Dataset items
◆ ◆ ◆ ◆ ◆ ◆ ◆

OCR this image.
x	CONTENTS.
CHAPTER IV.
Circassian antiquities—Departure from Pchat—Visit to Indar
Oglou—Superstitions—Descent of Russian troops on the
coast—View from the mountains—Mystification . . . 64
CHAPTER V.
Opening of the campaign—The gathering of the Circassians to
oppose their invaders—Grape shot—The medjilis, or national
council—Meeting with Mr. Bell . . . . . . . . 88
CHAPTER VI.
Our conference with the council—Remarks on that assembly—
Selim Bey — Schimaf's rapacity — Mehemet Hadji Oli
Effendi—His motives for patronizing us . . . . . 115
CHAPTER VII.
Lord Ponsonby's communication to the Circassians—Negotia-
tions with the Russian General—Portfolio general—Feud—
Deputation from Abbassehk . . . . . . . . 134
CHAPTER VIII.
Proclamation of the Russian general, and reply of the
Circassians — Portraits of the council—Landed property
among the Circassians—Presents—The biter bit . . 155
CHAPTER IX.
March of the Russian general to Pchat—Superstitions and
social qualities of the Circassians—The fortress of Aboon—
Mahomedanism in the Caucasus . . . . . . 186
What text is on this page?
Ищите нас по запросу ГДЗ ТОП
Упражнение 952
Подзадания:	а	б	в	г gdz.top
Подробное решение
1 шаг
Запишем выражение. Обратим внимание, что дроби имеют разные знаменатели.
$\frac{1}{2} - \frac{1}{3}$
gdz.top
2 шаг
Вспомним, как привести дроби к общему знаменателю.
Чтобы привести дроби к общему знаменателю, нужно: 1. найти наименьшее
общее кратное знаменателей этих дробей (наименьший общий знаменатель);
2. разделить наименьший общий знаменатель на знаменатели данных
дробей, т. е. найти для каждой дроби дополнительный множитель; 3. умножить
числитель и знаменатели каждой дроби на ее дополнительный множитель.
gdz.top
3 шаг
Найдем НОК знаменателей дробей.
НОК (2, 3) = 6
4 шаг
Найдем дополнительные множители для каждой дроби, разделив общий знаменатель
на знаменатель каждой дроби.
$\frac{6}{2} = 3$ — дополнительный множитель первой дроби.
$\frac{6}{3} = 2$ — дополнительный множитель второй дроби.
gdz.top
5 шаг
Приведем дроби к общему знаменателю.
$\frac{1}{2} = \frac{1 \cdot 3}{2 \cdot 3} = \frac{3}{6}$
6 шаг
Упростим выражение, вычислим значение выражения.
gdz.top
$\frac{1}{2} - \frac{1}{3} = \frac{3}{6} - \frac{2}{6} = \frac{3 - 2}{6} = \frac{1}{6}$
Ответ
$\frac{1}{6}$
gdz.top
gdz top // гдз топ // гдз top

◆ ◆ ◆ ◆ ◆ ◆ ◆

Problem requirements —
Output every line above without altering anything.

Exercise response —
OCR this image.
x	CONTENTS.
CHAPTER IV.
Circassian antiquities—Departure from Pchat—Visit to Indar
Oglou—Superstitions—Descent of Russian troops on the
coast—View from the mountains—Mystification . . . 64
CHAPTER V.
Opening of the campaign—The gathering of the Circassians to
oppose their invaders—Grape shot—The medjilis, or national
council—Meeting with Mr. Bell . . . . . . . . 88
CHAPTER VI.
Our conference with the council—Remarks on that assembly—
Selim Bey — Schimaf's rapacity — Mehemet Hadji Oli
Effendi—His motives for patronizing us . . . . . 115
CHAPTER VII.
Lord Ponsonby's communication to the Circassians—Negotia-
tions with the Russian General—Portfolio general—Feud—
Deputation from Abbassehk . . . . . . . . 134
CHAPTER VIII.
Proclamation of the Russian general, and reply of the
Circassians — Portraits of the council—Landed property
among the Circassians—Presents—The biter bit . . 155
CHAPTER IX.
March of the Russian general to Pchat—Superstitions and
social qualities of the Circassians—The fortress of Aboon—
Mahomedanism in the Caucasus . . . . . . 186
What text is on this page?
Ищите нас по запросу ГДЗ ТОП
Упражнение 952
Подзадания:	а	б	в	г gdz.top
Подробное решение
1 шаг
Запишем выражение. Обратим внимание, что дроби имеют разные знаменатели.
$\frac{1}{2} - \frac{1}{3}$
gdz.top
2 шаг
Вспомним, как привести дроби к общему знаменателю.
Чтобы привести дроби к общему знаменателю, нужно: 1. найти наименьшее
общее кратное знаменателей этих дробей (наименьший общий знаменатель);
2. разделить наименьший общий знаменатель на знаменатели данных
дробей, т. е. найти для каждой дроби дополнительный множитель; 3. умножить
числитель и знаменатели каждой дроби на ее дополнительный множитель.
gdz.top
3 шаг
Найдем НОК знаменателей дробей.
НОК (2, 3) = 6
4 шаг
Найдем дополнительные множители для каждой дроби, разделив общий знаменатель
на знаменатель каждой дроби.
$\frac{6}{2} = 3$ — дополнительный множитель первой дроби.
$\frac{6}{3} = 2$ — дополнительный множитель второй дроби.
gdz.top
5 шаг
Приведем дроби к общему знаменателю.
$\frac{1}{2} = \frac{1 \cdot 3}{2 \cdot 3} = \frac{3}{6}$
6 шаг
Упростим выражение, вычислим значение выражения.
gdz.top
$\frac{1}{2} - \frac{1}{3} = \frac{3}{6} - \frac{2}{6} = \frac{3 - 2}{6} = \frac{1}{6}$
Ответ
$\frac{1}{6}$
gdz.top
gdz top // гдз топ // гдз top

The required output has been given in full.